:: Requirements ::
Locate each line below that includes "последствия" and reproduce it.

:: Stored data ::
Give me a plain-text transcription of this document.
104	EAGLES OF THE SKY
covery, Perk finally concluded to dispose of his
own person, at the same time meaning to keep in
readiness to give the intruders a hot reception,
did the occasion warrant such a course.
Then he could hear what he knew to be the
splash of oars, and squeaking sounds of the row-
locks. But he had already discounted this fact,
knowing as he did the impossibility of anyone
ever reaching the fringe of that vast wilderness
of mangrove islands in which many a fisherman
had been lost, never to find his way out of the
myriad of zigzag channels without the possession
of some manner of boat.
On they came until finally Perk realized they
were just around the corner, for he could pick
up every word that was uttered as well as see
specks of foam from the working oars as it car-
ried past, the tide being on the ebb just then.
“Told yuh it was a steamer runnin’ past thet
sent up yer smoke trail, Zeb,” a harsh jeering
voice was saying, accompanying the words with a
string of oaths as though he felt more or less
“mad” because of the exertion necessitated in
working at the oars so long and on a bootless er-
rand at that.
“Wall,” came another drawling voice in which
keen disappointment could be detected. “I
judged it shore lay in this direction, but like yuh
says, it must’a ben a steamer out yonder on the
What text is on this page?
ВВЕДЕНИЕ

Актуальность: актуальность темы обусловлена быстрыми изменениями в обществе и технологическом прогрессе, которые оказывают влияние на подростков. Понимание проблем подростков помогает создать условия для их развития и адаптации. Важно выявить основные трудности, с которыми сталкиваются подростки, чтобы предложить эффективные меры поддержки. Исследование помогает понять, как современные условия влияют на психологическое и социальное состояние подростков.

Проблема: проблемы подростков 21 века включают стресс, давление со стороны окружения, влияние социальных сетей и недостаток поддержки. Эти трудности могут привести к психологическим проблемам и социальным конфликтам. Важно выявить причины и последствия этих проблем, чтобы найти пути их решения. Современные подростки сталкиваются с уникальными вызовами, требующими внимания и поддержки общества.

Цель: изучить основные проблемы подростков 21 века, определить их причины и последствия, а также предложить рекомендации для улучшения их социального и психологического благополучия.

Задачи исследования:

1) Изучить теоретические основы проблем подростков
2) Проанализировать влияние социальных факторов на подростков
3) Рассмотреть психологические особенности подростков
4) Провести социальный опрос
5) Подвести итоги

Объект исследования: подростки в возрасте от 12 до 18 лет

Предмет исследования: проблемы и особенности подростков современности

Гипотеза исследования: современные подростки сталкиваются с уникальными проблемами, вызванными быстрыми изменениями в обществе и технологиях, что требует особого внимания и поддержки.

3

:: Answer in full ::
Проблема: проблемы подростков 21 века включают стресс, давление со стороны окружения, влияние социальных сетей и недостаток поддержки. Эти трудности могут привести к психологическим проблемам и социальным конфликтам. Важно выявить причины и последствия этих проблем, чтобы найти пути их решения. Современные подростки сталкиваются с уникальными вызовами, требующими внимания и поддержки общества.
Цель: изучить основные проблемы подростков 21 века, определить их причины и последствия, а также предложить рекомендации для улучшения их социального и психологического благополучия.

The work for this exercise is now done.